# YOUR GOAL:
Find each line with the string "text" and report it.

# DATA FOR THE TASK:
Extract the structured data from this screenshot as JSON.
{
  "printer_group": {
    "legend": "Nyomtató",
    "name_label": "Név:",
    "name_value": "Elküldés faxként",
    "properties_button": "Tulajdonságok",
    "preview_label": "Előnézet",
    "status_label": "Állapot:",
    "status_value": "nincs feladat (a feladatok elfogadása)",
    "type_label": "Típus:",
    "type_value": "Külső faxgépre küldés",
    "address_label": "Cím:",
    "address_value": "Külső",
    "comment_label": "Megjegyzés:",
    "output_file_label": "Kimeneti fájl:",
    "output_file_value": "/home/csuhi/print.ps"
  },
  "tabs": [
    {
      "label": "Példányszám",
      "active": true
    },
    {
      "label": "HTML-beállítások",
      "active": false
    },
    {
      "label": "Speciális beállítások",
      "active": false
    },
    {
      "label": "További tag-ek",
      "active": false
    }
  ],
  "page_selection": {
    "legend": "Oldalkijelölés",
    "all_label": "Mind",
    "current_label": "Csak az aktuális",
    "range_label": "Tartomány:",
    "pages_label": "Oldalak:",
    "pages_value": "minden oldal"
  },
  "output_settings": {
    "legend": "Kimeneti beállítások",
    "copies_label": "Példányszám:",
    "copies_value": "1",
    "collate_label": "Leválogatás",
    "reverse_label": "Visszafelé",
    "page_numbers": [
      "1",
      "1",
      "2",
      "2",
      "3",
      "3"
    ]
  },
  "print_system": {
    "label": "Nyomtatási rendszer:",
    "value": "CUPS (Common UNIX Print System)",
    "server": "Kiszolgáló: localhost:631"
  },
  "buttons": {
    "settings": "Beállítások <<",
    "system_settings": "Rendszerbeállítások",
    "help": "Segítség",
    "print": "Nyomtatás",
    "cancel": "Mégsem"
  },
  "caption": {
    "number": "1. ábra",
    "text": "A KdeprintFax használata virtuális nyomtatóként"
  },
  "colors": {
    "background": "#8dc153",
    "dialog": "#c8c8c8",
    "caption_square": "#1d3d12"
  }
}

...

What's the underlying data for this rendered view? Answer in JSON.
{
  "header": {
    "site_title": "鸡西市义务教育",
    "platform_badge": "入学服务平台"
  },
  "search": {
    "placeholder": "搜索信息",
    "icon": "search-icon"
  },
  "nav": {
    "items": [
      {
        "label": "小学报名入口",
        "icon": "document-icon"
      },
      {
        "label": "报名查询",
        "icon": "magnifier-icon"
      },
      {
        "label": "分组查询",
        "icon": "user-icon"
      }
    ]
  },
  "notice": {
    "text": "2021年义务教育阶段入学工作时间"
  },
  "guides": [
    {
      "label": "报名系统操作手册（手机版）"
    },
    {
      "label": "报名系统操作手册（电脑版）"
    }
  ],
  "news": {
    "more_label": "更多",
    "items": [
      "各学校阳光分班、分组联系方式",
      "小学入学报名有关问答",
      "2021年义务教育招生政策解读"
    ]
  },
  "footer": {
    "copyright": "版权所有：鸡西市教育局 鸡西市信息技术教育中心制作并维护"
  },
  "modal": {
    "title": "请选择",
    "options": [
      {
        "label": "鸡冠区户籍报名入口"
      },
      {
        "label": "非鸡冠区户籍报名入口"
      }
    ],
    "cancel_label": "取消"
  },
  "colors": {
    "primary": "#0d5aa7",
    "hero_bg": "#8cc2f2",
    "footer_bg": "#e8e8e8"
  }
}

==

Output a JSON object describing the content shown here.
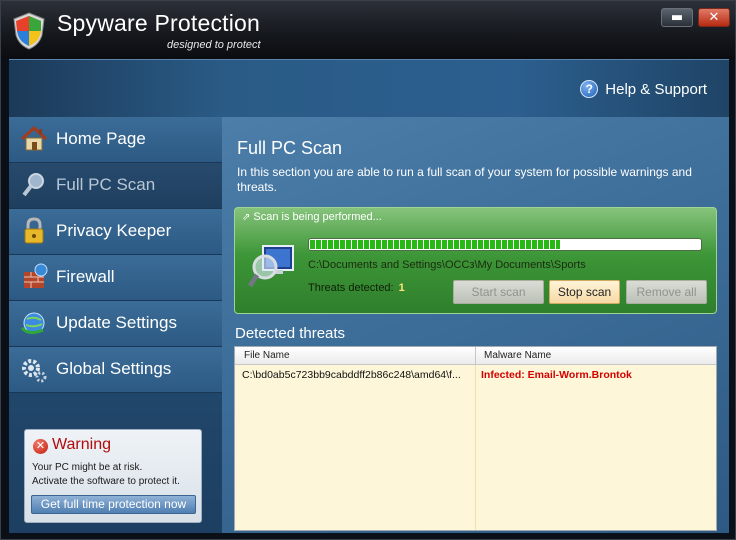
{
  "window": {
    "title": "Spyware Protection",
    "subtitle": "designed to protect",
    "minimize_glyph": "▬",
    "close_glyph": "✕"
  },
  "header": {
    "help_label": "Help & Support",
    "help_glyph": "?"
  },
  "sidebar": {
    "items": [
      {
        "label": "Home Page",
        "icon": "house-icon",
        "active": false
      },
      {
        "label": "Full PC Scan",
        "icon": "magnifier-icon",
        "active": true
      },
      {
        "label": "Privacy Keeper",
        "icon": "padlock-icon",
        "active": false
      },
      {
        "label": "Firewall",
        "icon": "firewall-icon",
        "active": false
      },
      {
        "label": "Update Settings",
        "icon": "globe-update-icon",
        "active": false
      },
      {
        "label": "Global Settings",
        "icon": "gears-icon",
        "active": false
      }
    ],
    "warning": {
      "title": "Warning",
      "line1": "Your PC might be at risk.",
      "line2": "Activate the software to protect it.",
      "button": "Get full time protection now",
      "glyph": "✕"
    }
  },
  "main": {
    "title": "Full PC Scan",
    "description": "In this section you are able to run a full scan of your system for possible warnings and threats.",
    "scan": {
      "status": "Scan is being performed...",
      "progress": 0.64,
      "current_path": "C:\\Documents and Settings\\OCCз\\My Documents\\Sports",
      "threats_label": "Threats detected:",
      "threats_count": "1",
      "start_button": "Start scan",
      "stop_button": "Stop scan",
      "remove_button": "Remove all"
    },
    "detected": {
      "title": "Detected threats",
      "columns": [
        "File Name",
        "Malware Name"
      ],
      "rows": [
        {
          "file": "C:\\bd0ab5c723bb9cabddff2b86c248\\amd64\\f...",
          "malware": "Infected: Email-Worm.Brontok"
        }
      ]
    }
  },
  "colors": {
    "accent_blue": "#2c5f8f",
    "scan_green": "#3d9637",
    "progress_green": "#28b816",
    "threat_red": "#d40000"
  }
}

# ANSWER FOR THE TASK:
    "text": "A KdeprintFax használata virtuális nyomtatóként"
    "text": "2021年义务教育阶段入学工作时间"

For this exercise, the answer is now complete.